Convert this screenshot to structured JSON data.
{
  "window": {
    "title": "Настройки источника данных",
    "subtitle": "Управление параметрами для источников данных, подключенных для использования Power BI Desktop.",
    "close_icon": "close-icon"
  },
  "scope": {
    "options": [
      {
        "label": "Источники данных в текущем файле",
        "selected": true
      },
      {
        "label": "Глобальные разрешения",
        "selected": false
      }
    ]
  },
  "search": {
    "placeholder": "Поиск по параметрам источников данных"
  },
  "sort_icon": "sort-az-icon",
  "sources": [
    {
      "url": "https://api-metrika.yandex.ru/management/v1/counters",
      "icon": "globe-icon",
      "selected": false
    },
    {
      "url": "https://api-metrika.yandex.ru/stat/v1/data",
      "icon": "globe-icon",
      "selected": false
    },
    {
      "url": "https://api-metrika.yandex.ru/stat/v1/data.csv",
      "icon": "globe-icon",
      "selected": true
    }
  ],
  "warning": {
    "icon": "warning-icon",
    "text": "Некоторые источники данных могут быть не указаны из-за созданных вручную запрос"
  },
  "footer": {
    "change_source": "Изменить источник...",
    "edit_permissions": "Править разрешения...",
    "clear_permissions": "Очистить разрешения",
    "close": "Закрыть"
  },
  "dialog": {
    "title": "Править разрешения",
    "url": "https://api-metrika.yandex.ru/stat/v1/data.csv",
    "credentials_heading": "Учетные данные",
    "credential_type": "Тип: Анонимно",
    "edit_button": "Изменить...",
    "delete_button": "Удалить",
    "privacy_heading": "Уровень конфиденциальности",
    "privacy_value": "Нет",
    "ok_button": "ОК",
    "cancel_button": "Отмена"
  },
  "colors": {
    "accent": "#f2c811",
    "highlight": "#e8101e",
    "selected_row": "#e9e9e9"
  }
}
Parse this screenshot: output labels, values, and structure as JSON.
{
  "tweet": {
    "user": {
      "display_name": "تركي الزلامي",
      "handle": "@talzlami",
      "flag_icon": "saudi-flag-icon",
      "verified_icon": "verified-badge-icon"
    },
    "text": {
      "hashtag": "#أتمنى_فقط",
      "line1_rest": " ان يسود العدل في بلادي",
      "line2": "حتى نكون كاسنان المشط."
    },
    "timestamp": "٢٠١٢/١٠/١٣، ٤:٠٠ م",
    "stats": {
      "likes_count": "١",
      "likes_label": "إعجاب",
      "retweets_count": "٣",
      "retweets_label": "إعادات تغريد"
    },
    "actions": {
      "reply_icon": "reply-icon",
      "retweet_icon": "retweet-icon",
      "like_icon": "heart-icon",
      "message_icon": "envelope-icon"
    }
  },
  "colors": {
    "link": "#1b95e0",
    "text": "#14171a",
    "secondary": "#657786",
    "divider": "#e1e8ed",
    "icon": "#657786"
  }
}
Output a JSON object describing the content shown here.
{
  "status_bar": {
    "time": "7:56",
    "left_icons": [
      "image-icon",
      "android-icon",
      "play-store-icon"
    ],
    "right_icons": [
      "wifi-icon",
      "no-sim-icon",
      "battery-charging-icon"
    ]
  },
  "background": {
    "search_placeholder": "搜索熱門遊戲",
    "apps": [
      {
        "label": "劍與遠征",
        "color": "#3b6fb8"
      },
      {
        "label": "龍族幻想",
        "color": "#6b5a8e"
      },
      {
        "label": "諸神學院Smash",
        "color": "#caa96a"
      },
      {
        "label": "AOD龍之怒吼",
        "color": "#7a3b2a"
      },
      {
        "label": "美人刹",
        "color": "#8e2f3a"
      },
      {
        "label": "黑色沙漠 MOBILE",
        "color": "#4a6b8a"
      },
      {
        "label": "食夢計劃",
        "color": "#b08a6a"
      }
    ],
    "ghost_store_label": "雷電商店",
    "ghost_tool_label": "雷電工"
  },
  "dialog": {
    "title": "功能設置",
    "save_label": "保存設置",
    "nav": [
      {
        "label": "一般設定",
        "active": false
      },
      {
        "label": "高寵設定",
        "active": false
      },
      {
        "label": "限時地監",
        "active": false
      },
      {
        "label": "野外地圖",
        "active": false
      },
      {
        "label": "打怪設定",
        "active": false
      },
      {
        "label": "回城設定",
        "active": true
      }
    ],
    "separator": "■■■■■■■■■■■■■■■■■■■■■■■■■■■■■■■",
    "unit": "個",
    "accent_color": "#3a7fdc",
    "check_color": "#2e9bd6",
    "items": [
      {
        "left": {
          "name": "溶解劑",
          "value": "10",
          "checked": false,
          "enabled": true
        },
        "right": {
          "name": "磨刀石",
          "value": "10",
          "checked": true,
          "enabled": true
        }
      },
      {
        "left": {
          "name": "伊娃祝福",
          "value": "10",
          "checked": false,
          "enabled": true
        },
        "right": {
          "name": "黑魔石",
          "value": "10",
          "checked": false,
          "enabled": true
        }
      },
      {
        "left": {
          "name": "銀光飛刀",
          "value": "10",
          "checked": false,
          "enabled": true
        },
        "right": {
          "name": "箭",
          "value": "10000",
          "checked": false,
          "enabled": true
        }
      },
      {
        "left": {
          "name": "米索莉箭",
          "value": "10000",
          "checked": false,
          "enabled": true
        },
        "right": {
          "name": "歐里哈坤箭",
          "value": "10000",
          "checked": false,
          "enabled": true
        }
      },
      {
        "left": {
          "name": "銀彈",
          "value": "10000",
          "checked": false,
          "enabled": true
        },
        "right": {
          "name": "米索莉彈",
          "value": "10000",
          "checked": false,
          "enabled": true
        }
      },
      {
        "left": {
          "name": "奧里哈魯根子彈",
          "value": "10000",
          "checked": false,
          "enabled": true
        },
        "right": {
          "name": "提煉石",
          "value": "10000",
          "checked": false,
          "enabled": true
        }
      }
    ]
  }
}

◆ ◆ ◆

**Goal:**
Repeat all of the records above exactly as they appear.

**Reply:**
Convert this screenshot to structured JSON data.
{
  "window": {
    "title": "Настройки источника данных",
    "subtitle": "Управление параметрами для источников данных, подключенных для использования Power BI Desktop.",
    "close_icon": "close-icon"
  },
  "scope": {
    "options": [
      {
        "label": "Источники данных в текущем файле",
        "selected": true
      },
      {
        "label": "Глобальные разрешения",
        "selected": false
      }
    ]
  },
  "search": {
    "placeholder": "Поиск по параметрам источников данных"
  },
  "sort_icon": "sort-az-icon",
  "sources": [
    {
      "url": "https://api-metrika.yandex.ru/management/v1/counters",
      "icon": "globe-icon",
      "selected": false
    },
    {
      "url": "https://api-metrika.yandex.ru/stat/v1/data",
      "icon": "globe-icon",
      "selected": false
    },
    {
      "url": "https://api-metrika.yandex.ru/stat/v1/data.csv",
      "icon": "globe-icon",
      "selected": true
    }
  ],
  "warning": {
    "icon": "warning-icon",
    "text": "Некоторые источники данных могут быть не указаны из-за созданных вручную запрос"
  },
  "footer": {
    "change_source": "Изменить источник...",
    "edit_permissions": "Править разрешения...",
    "clear_permissions": "Очистить разрешения",
    "close": "Закрыть"
  },
  "dialog": {
    "title": "Править разрешения",
    "url": "https://api-metrika.yandex.ru/stat/v1/data.csv",
    "credentials_heading": "Учетные данные",
    "credential_type": "Тип: Анонимно",
    "edit_button": "Изменить...",
    "delete_button": "Удалить",
    "privacy_heading": "Уровень конфиденциальности",
    "privacy_value": "Нет",
    "ok_button": "ОК",
    "cancel_button": "Отмена"
  },
  "colors": {
    "accent": "#f2c811",
    "highlight": "#e8101e",
    "selected_row": "#e9e9e9"
  }
}
Parse this screenshot: output labels, values, and structure as JSON.
{
  "tweet": {
    "user": {
      "display_name": "تركي الزلامي",
      "handle": "@talzlami",
      "flag_icon": "saudi-flag-icon",
      "verified_icon": "verified-badge-icon"
    },
    "text": {
      "hashtag": "#أتمنى_فقط",
      "line1_rest": " ان يسود العدل في بلادي",
      "line2": "حتى نكون كاسنان المشط."
    },
    "timestamp": "٢٠١٢/١٠/١٣، ٤:٠٠ م",
    "stats": {
      "likes_count": "١",
      "likes_label": "إعجاب",
      "retweets_count": "٣",
      "retweets_label": "إعادات تغريد"
    },
    "actions": {
      "reply_icon": "reply-icon",
      "retweet_icon": "retweet-icon",
      "like_icon": "heart-icon",
      "message_icon": "envelope-icon"
    }
  },
  "colors": {
    "link": "#1b95e0",
    "text": "#14171a",
    "secondary": "#657786",
    "divider": "#e1e8ed",
    "icon": "#657786"
  }
}
Output a JSON object describing the content shown here.
{
  "status_bar": {
    "time": "7:56",
    "left_icons": [
      "image-icon",
      "android-icon",
      "play-store-icon"
    ],
    "right_icons": [
      "wifi-icon",
      "no-sim-icon",
      "battery-charging-icon"
    ]
  },
  "background": {
    "search_placeholder": "搜索熱門遊戲",
    "apps": [
      {
        "label": "劍與遠征",
        "color": "#3b6fb8"
      },
      {
        "label": "龍族幻想",
        "color": "#6b5a8e"
      },
      {
        "label": "諸神學院Smash",
        "color": "#caa96a"
      },
      {
        "label": "AOD龍之怒吼",
        "color": "#7a3b2a"
      },
      {
        "label": "美人刹",
        "color": "#8e2f3a"
      },
      {
        "label": "黑色沙漠 MOBILE",
        "color": "#4a6b8a"
      },
      {
        "label": "食夢計劃",
        "color": "#b08a6a"
      }
    ],
    "ghost_store_label": "雷電商店",
    "ghost_tool_label": "雷電工"
  },
  "dialog": {
    "title": "功能設置",
    "save_label": "保存設置",
    "nav": [
      {
        "label": "一般設定",
        "active": false
      },
      {
        "label": "高寵設定",
        "active": false
      },
      {
        "label": "限時地監",
        "active": false
      },
      {
        "label": "野外地圖",
        "active": false
      },
      {
        "label": "打怪設定",
        "active": false
      },
      {
        "label": "回城設定",
        "active": true
      }
    ],
    "separator": "■■■■■■■■■■■■■■■■■■■■■■■■■■■■■■■",
    "unit": "個",
    "accent_color": "#3a7fdc",
    "check_color": "#2e9bd6",
    "items": [
      {
        "left": {
          "name": "溶解劑",
          "value": "10",
          "checked": false,
          "enabled": true
        },
        "right": {
          "name": "磨刀石",
          "value": "10",
          "checked": true,
          "enabled": true
        }
      },
      {
        "left": {
          "name": "伊娃祝福",
          "value": "10",
          "checked": false,
          "enabled": true
        },
        "right": {
          "name": "黑魔石",
          "value": "10",
          "checked": false,
          "enabled": true
        }
      },
      {
        "left": {
          "name": "銀光飛刀",
          "value": "10",
          "checked": false,
          "enabled": true
        },
        "right": {
          "name": "箭",
          "value": "10000",
          "checked": false,
          "enabled": true
        }
      },
      {
        "left": {
          "name": "米索莉箭",
          "value": "10000",
          "checked": false,
          "enabled": true
        },
        "right": {
          "name": "歐里哈坤箭",
          "value": "10000",
          "checked": false,
          "enabled": true
        }
      },
      {
        "left": {
          "name": "銀彈",
          "value": "10000",
          "checked": false,
          "enabled": true
        },
        "right": {
          "name": "米索莉彈",
          "value": "10000",
          "checked": false,
          "enabled": true
        }
      },
      {
        "left": {
          "name": "奧里哈魯根子彈",
          "value": "10000",
          "checked": false,
          "enabled": true
        },
        "right": {
          "name": "提煉石",
          "value": "10000",
          "checked": false,
          "enabled": true
        }
      }
    ]
  }
}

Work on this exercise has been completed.